- **Exercise**
In this exercise, return the whole listing exactly, excluding any images.

- **Input material**

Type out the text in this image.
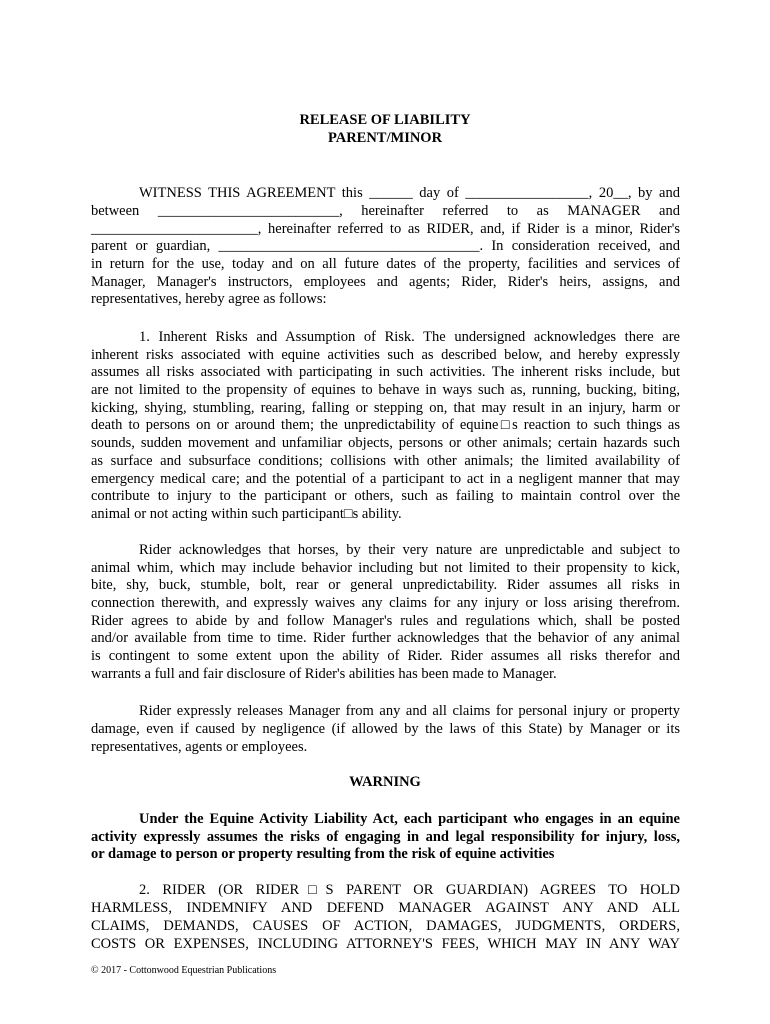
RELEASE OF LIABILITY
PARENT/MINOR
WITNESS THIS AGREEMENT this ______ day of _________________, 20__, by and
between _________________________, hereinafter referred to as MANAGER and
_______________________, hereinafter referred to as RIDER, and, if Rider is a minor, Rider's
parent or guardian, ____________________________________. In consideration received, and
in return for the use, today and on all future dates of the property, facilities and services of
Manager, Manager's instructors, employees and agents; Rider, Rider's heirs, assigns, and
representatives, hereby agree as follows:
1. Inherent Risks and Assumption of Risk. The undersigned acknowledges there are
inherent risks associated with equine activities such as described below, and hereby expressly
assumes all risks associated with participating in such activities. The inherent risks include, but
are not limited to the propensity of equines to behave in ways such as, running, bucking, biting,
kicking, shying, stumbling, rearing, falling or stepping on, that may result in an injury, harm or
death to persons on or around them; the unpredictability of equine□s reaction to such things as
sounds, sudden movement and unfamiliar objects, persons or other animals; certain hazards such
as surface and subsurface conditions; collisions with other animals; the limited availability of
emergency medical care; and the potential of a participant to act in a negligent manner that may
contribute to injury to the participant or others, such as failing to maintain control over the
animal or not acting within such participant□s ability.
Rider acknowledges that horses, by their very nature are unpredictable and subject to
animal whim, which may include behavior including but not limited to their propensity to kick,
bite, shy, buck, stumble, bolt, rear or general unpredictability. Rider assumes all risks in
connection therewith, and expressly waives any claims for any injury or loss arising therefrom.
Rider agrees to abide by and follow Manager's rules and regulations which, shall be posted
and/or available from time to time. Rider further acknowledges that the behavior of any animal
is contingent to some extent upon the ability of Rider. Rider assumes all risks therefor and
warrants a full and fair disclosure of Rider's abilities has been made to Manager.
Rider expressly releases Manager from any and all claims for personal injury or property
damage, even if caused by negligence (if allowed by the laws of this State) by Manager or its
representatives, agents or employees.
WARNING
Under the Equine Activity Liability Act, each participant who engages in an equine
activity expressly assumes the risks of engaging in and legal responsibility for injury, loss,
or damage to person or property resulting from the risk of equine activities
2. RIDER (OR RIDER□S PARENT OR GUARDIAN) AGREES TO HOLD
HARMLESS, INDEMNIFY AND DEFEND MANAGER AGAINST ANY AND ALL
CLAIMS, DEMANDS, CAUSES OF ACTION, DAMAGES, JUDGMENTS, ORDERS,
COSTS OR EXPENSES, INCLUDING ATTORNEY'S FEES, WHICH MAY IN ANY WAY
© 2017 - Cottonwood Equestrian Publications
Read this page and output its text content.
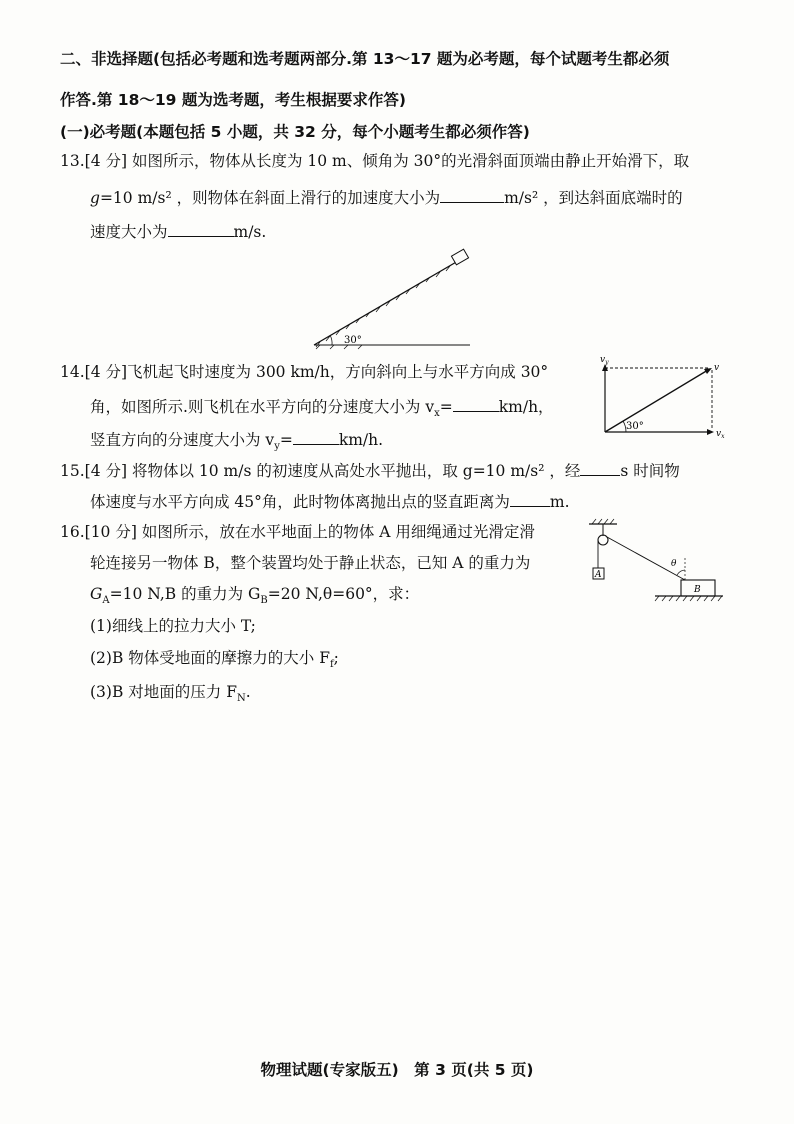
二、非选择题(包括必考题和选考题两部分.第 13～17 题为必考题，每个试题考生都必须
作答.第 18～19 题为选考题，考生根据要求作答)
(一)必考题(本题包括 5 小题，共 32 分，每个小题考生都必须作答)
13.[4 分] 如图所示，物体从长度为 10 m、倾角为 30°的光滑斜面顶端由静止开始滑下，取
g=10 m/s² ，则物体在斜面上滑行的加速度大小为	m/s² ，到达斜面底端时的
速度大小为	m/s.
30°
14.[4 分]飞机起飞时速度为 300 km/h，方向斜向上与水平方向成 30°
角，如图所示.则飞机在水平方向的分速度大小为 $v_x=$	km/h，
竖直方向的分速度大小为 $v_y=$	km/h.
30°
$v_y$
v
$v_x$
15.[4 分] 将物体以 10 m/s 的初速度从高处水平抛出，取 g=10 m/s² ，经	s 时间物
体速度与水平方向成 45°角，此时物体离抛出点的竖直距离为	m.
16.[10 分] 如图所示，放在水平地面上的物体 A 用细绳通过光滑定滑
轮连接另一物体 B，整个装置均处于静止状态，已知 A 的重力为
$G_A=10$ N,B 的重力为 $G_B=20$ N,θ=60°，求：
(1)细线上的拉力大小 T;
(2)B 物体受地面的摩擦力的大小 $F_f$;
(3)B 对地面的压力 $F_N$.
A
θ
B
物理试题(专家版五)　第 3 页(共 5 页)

- **Task answer**
Type out the text in this image.
RELEASE OF LIABILITY
PARENT/MINOR
WITNESS THIS AGREEMENT this ______ day of _________________, 20__, by and
between _________________________, hereinafter referred to as MANAGER and
_______________________, hereinafter referred to as RIDER, and, if Rider is a minor, Rider's
parent or guardian, ____________________________________. In consideration received, and
in return for the use, today and on all future dates of the property, facilities and services of
Manager, Manager's instructors, employees and agents; Rider, Rider's heirs, assigns, and
representatives, hereby agree as follows:
1. Inherent Risks and Assumption of Risk. The undersigned acknowledges there are
inherent risks associated with equine activities such as described below, and hereby expressly
assumes all risks associated with participating in such activities. The inherent risks include, but
are not limited to the propensity of equines to behave in ways such as, running, bucking, biting,
kicking, shying, stumbling, rearing, falling or stepping on, that may result in an injury, harm or
death to persons on or around them; the unpredictability of equine□s reaction to such things as
sounds, sudden movement and unfamiliar objects, persons or other animals; certain hazards such
as surface and subsurface conditions; collisions with other animals; the limited availability of
emergency medical care; and the potential of a participant to act in a negligent manner that may
contribute to injury to the participant or others, such as failing to maintain control over the
animal or not acting within such participant□s ability.
Rider acknowledges that horses, by their very nature are unpredictable and subject to
animal whim, which may include behavior including but not limited to their propensity to kick,
bite, shy, buck, stumble, bolt, rear or general unpredictability. Rider assumes all risks in
connection therewith, and expressly waives any claims for any injury or loss arising therefrom.
Rider agrees to abide by and follow Manager's rules and regulations which, shall be posted
and/or available from time to time. Rider further acknowledges that the behavior of any animal
is contingent to some extent upon the ability of Rider. Rider assumes all risks therefor and
warrants a full and fair disclosure of Rider's abilities has been made to Manager.
Rider expressly releases Manager from any and all claims for personal injury or property
damage, even if caused by negligence (if allowed by the laws of this State) by Manager or its
representatives, agents or employees.
WARNING
Under the Equine Activity Liability Act, each participant who engages in an equine
activity expressly assumes the risks of engaging in and legal responsibility for injury, loss,
or damage to person or property resulting from the risk of equine activities
2. RIDER (OR RIDER□S PARENT OR GUARDIAN) AGREES TO HOLD
HARMLESS, INDEMNIFY AND DEFEND MANAGER AGAINST ANY AND ALL
CLAIMS, DEMANDS, CAUSES OF ACTION, DAMAGES, JUDGMENTS, ORDERS,
COSTS OR EXPENSES, INCLUDING ATTORNEY'S FEES, WHICH MAY IN ANY WAY
© 2017 - Cottonwood Equestrian Publications
Read this page and output its text content.
二、非选择题(包括必考题和选考题两部分.第 13～17 题为必考题，每个试题考生都必须
作答.第 18～19 题为选考题，考生根据要求作答)
(一)必考题(本题包括 5 小题，共 32 分，每个小题考生都必须作答)
13.[4 分] 如图所示，物体从长度为 10 m、倾角为 30°的光滑斜面顶端由静止开始滑下，取
g=10 m/s² ，则物体在斜面上滑行的加速度大小为	m/s² ，到达斜面底端时的
速度大小为	m/s.
30°
14.[4 分]飞机起飞时速度为 300 km/h，方向斜向上与水平方向成 30°
角，如图所示.则飞机在水平方向的分速度大小为 $v_x=$	km/h，
竖直方向的分速度大小为 $v_y=$	km/h.
30°
$v_y$
v
$v_x$
15.[4 分] 将物体以 10 m/s 的初速度从高处水平抛出，取 g=10 m/s² ，经	s 时间物
体速度与水平方向成 45°角，此时物体离抛出点的竖直距离为	m.
16.[10 分] 如图所示，放在水平地面上的物体 A 用细绳通过光滑定滑
轮连接另一物体 B，整个装置均处于静止状态，已知 A 的重力为
$G_A=10$ N,B 的重力为 $G_B=20$ N,θ=60°，求：
(1)细线上的拉力大小 T;
(2)B 物体受地面的摩擦力的大小 $F_f$;
(3)B 对地面的压力 $F_N$.
A
θ
B
物理试题(专家版五)　第 3 页(共 5 页)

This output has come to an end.